Passage:
We have been having a fantastic discussion on #slowchated this week about traditional grading, and it has forced me to think deeply about grading and my beliefs about it.

My grading system is designed to:

  • Give students feedback
  • Reflect the priorities of the class and the skills I am trying to teach
  • Help students feel proud of their accomplishments and strengths
  • Motivate and show them where they can improve
  • Reward effort
  • Provide as accurate an accounting as possible, without grade inflation, of how students are doing in class

To accomplish these goals within the traditional grading system, I use several subgrading categories:

  • Tests (End of unit assessments): 25%
  • Collaborative Projects:13 %
  • Individual Projects: 12%
  • Quizzes (Assessments during units) 10%
  • Writing 10%
  • Participation 10%
  • Homework: 10%
  • Organization 5%
  • Effort 5%


Ultimately, the goal of my grading system is to show how well students have mastered the material and the skills that they have learned in class.  In my opinion, grades, especially at the middle school level, should reflect more than how they scored on a test.  Instead, they should provide feedback to students and parents about the work they are doing in all facets of the class.  I teach more than just content and my grades should reflect that so I can let students know where they are strong and where they need to improve.

  • With the exception of tests, I always have at least 4 grades per category to try to minimize the weight of a poor grade.
  • I always drop the lowest grade in each category except tests.

Tests and Projects

  • Tests and projects show how well students have mastered the information as well as how strong they are in the skills that I am trying to develop.
  • For example, if I am teaching a unit on Egypt and I am also working to develop the students’ ability to write a paragraph, I construct tests to show me what they have learned in terms of content and give them the opportunity to answer questions in paragraph form to show me how their writing skills have developed during the unit.
  • Tests and Projects carry equal weight.  Both categories show mastery but by using two different categories, I can capture how well students do on traditional assessments (which are important because not only do they reflect students’ understanding of content, but they also indicate how well students are preparing for and taking the tests) and how they perform on projects that reflect different learning modalities.
  • Tests always include a variety of components to allow students to use their strengths to show me what they know.  My tests usually consist of multiple choice (to help students with retrieval issues), fill in the blanks (to assess how well students have learned the most important concepts (At the beginning of each unit, students are given a list of the most important concepts and all the answers to the fill in the blank questions come from this list.), short answer questions (to assess how well students can support their answers with factual evidence), paragraphs (to assess conceptual knowledge and show that they 1) can see connections, 2) write well by supporting a topic sentence with evidence and organize their thoughts), and a multiple intelligence section that is open ended (to allow students to show me all that they have learned using their strongest learning modality).

Stored rows:
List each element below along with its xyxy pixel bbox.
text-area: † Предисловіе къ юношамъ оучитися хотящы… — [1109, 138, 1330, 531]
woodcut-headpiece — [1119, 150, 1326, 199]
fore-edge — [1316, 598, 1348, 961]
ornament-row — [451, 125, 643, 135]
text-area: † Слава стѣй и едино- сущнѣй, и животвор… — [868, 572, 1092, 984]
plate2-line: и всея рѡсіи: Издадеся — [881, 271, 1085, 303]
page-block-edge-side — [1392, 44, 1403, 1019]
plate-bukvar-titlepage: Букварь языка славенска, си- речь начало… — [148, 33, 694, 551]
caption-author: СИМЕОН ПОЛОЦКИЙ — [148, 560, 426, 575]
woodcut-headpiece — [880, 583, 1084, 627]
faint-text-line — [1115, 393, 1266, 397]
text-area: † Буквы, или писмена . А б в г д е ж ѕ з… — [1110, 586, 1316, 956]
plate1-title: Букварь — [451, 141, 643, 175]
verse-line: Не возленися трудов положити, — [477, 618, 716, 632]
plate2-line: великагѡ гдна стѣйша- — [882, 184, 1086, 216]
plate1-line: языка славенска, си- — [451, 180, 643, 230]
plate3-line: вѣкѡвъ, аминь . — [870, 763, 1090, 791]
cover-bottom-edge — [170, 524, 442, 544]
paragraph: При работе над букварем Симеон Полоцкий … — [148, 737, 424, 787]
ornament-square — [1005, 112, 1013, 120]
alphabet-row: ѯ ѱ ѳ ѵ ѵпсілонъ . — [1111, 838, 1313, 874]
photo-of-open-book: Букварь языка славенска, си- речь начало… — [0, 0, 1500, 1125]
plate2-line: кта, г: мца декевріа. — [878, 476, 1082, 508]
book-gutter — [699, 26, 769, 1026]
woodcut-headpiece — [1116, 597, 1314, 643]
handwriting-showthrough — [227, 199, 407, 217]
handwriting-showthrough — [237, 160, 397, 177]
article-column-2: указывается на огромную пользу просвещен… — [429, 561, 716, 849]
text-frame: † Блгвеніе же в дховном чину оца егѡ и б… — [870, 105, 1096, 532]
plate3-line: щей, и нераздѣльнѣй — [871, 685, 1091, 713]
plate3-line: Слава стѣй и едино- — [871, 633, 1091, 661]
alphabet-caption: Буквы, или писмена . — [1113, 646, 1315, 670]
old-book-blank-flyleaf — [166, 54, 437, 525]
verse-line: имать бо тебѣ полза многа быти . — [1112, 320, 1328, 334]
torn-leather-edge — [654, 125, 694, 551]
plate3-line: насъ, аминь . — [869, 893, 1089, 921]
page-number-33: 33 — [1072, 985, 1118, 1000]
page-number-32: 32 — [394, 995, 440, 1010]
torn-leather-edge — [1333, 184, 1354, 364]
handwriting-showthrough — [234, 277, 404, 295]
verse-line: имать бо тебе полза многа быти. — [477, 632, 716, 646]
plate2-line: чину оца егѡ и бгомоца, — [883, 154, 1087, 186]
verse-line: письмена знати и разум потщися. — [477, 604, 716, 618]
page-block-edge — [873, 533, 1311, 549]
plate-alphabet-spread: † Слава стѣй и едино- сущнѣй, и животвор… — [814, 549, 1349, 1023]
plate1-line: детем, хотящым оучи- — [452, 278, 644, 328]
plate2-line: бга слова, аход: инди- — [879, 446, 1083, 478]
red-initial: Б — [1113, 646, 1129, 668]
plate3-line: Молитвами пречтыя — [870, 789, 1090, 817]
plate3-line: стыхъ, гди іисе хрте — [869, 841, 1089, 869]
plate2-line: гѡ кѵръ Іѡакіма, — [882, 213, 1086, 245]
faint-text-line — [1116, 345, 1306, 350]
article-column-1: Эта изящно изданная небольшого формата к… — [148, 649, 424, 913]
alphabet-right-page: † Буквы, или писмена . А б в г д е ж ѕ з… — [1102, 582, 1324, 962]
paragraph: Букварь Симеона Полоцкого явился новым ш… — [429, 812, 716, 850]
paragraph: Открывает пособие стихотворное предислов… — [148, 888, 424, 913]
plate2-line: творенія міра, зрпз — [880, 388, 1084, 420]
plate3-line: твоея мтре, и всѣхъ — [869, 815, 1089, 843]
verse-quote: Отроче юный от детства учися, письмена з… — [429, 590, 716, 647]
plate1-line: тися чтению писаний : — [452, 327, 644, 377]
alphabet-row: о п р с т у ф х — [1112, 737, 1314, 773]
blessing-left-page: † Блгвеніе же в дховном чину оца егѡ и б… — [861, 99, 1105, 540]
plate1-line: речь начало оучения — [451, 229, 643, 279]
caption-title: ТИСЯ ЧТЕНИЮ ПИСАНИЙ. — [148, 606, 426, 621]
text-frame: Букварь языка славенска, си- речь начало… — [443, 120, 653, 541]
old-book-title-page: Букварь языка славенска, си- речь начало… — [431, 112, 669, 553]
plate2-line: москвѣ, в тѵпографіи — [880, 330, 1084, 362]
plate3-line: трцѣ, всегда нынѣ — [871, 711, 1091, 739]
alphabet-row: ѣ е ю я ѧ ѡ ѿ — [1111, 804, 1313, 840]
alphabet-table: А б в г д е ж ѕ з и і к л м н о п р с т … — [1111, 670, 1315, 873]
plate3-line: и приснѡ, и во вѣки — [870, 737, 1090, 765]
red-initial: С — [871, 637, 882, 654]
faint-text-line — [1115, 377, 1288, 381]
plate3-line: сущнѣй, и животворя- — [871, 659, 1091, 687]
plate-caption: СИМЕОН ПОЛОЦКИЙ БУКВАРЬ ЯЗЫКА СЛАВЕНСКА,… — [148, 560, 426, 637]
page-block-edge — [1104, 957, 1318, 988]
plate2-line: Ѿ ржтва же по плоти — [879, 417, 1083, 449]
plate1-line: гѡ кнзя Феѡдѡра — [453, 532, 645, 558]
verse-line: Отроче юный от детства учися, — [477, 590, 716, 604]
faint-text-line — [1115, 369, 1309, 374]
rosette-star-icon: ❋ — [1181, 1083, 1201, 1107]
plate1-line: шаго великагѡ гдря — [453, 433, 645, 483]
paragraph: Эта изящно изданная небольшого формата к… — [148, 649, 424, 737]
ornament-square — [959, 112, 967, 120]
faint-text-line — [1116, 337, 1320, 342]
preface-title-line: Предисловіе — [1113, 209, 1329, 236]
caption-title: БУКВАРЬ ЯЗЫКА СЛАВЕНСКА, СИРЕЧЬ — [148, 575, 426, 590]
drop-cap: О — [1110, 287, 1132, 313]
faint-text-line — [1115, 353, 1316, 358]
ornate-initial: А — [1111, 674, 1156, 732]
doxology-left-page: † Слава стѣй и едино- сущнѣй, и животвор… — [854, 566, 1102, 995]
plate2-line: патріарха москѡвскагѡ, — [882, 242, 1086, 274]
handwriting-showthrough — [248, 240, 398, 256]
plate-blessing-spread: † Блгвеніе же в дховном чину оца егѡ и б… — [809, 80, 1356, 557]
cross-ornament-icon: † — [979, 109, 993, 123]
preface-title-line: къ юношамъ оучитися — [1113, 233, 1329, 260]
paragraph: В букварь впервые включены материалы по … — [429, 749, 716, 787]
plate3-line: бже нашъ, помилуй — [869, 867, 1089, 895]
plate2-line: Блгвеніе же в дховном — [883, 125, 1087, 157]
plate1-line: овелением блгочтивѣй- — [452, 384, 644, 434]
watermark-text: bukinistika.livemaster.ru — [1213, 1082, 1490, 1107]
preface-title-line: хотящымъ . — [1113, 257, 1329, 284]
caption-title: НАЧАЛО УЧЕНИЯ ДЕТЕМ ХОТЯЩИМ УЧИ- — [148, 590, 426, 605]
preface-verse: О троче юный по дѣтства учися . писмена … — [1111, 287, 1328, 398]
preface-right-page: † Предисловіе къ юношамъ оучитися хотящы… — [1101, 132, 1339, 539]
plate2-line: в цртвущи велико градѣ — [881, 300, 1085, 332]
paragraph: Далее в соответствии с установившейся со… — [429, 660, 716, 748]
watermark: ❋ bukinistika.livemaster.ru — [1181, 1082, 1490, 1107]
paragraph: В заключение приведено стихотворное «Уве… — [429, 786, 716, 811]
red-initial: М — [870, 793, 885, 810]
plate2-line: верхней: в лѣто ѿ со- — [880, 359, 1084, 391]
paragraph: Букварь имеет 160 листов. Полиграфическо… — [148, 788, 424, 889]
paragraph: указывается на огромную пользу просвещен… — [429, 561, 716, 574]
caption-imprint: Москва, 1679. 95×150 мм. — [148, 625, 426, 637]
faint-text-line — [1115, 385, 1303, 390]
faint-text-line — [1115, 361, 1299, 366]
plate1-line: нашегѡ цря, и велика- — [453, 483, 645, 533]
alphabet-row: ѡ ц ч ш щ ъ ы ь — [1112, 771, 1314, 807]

Task goal: Could you carry on the passage about the teacher's grading system from where it stops? The records have no connection to the passage on grading.

Solved exercise:
  • Because I don’t drop the lowest test grade, students can  earn points and sharpen their understanding by:
    • correcting their tests
    • Completing an independent project based upon the information they missed on the test.  Since getting students to learn the information is the most important aspect of class, this provides them the opportunity to do so.
  • I give project grades taking into account the different learning modalities because I believe in Howard Gardner’s theory of multiple intelligences.  I want students to know and feel empowered to use their strengths to help them learn new content and to improve their weaknesses.
  • Projects are weighted so heavily and are equal to tests because 1) I want to encourage students to work together since students learn better when they work collaboratively 2) I want to minimize the negative impact that slow processing speed, undeveloped academic skills, and weak short-term memory have on assessment scores.  Projects provide students the opportunity to find ways around their learning deficiencies.
  • Projects are worth a quarter of a student’s grade, and I divide the points between group and independent work so students have a way of showing independent mastery.  One of the difficulties with group projects is that they are affected by the weaknesses that each student brings to the group.  If a student in a group falls short, I do everything in my power to help the group adapt.  I want to teach them the skills to get the best out of each other because these skills are so valuable in today’s world where few people work in a bubble.  But I also want to give students an untarnished opportunity to show me their skills and what they know by working independently.
  • During group projects, everyone has a job where they are in charge of a specific element of a project.  Perhaps they are “The Artist” of “The Writer”.  Not only does this hold students accountable bit it provides an additional opportunity for students to use their multiple intelligences to learn the material and contribute to the success of the group.  Also, each stage of the project earns an individual and a group project grade.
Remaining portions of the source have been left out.